Scan the entries below for the word "text". Copy each line that has it.

Extracted data entries
Begin

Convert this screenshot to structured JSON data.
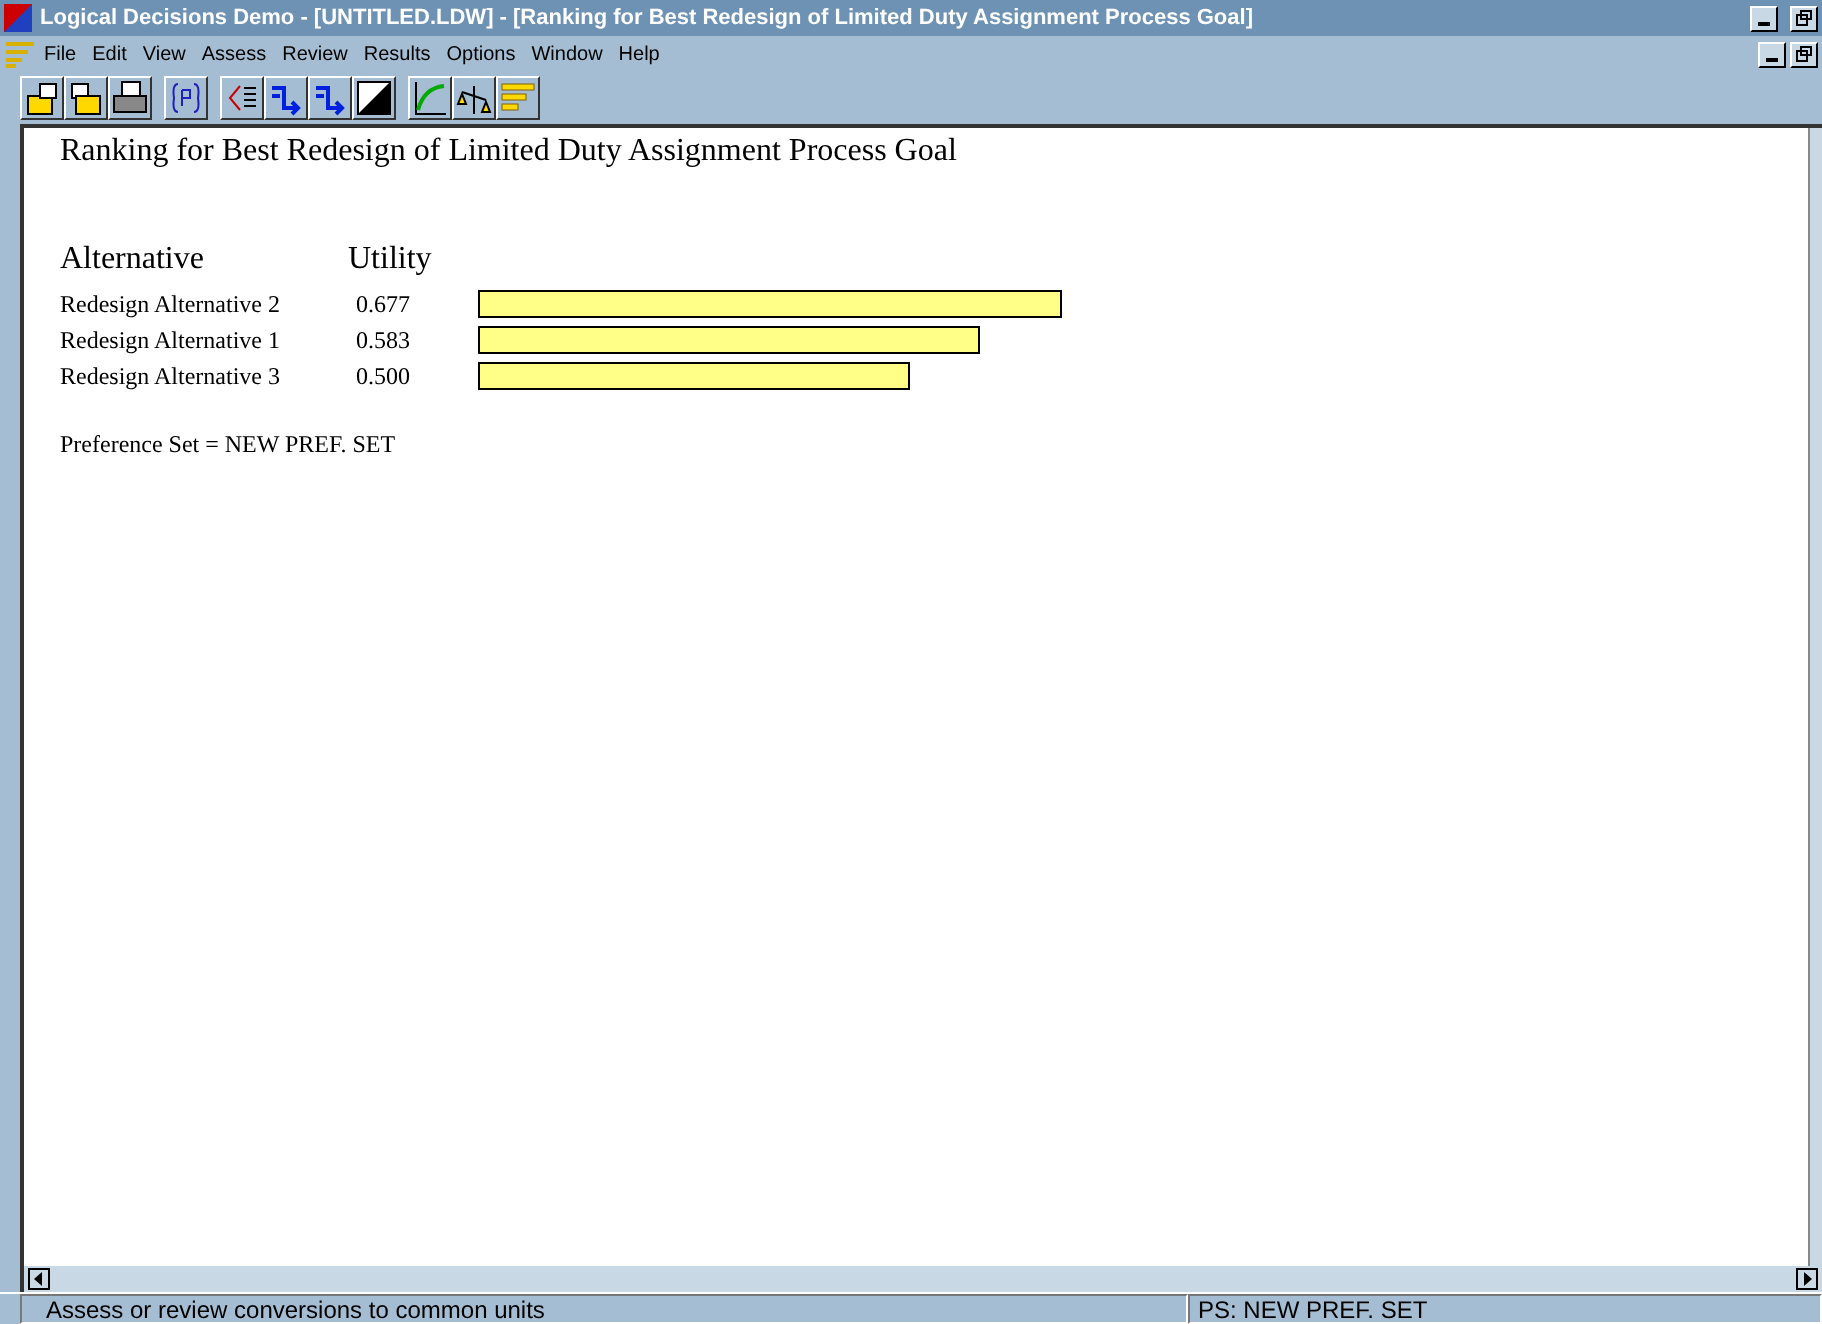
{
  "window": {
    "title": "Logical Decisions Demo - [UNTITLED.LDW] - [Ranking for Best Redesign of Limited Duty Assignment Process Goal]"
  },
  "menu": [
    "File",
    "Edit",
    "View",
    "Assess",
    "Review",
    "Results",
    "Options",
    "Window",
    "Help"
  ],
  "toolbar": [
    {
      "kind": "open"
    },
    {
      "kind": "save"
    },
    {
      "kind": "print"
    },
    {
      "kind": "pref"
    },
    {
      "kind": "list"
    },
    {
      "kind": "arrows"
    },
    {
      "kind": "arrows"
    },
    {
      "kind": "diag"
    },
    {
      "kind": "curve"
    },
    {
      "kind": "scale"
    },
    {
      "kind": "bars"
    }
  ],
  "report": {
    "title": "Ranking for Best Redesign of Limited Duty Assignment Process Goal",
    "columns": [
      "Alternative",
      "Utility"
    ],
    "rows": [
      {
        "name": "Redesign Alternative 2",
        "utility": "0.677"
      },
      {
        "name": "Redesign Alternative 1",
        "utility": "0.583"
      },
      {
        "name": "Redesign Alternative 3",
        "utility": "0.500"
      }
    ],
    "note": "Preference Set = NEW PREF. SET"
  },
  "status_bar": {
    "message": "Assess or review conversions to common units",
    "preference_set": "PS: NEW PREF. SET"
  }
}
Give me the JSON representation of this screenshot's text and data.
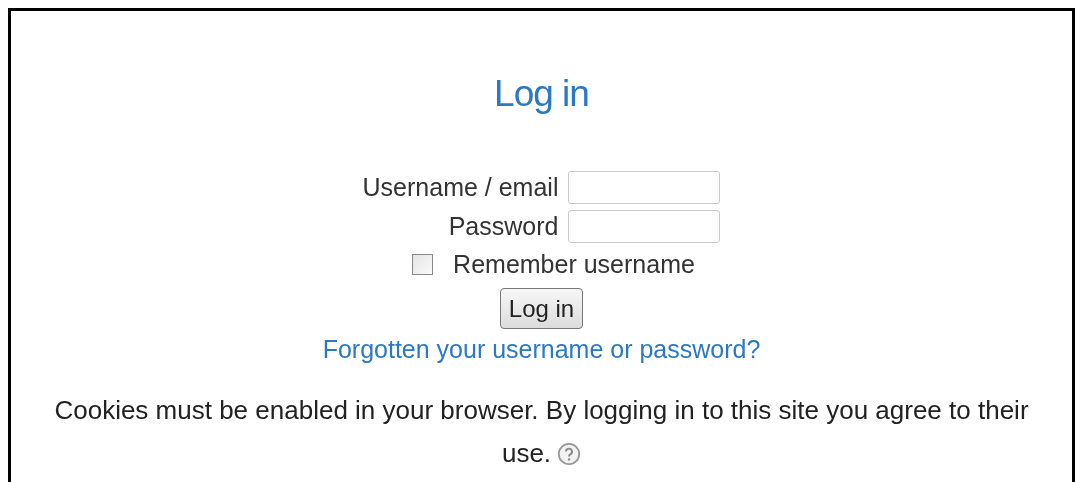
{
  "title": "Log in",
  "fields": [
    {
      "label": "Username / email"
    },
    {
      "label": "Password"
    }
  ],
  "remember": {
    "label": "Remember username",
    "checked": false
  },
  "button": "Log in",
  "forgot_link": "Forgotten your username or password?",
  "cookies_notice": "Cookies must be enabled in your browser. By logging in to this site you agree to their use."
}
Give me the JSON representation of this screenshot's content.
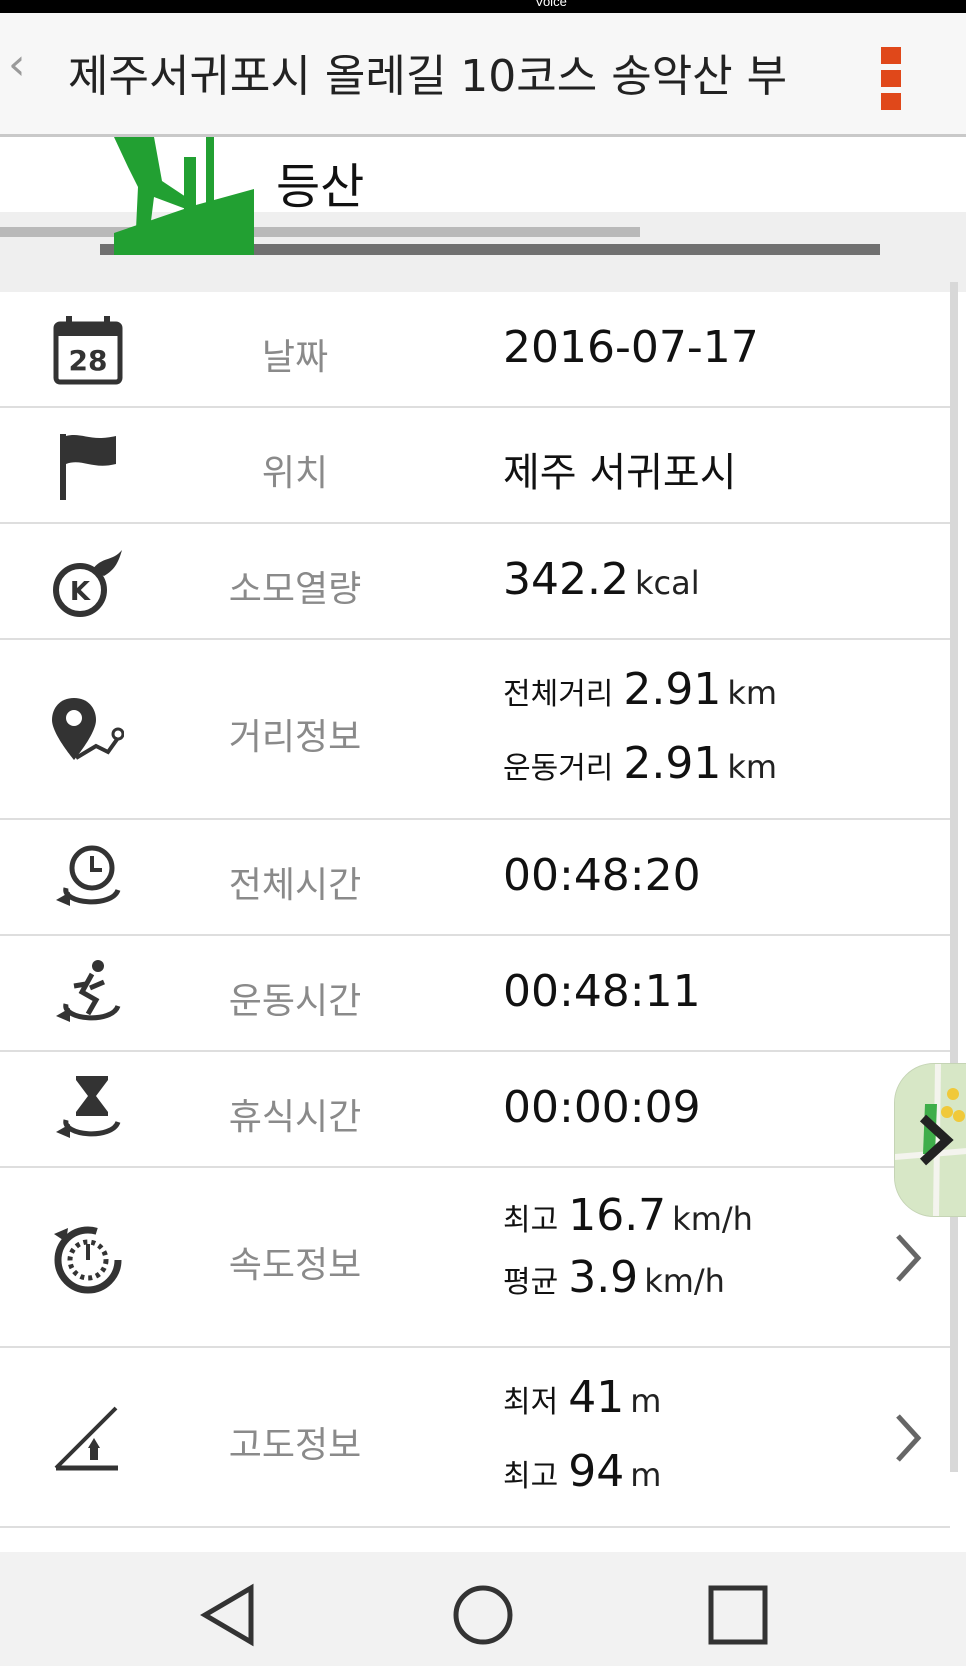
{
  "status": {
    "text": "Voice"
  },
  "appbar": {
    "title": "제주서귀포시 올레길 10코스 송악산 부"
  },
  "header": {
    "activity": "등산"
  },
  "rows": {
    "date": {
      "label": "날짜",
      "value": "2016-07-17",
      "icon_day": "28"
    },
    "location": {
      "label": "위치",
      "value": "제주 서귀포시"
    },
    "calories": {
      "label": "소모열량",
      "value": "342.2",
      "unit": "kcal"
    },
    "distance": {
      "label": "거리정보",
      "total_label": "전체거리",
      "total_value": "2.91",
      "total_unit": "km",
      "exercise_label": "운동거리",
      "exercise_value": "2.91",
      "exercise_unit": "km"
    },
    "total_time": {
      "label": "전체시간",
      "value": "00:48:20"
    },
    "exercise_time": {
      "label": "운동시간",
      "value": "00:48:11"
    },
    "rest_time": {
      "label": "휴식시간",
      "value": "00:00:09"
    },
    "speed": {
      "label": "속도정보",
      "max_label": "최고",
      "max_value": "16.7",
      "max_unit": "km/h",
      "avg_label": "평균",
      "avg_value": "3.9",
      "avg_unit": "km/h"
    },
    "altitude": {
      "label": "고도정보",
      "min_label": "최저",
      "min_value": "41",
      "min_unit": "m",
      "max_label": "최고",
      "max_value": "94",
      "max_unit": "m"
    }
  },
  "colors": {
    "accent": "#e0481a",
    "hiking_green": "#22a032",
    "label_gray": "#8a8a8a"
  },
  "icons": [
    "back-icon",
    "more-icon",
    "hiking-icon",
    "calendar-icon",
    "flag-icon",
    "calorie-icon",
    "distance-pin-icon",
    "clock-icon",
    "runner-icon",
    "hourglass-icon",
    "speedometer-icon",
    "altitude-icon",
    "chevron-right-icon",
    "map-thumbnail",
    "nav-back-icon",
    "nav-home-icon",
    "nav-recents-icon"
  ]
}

End

THE SOLUTION:
Give me the JSON representation of this screenshot's text and data.
    "text": "Voice"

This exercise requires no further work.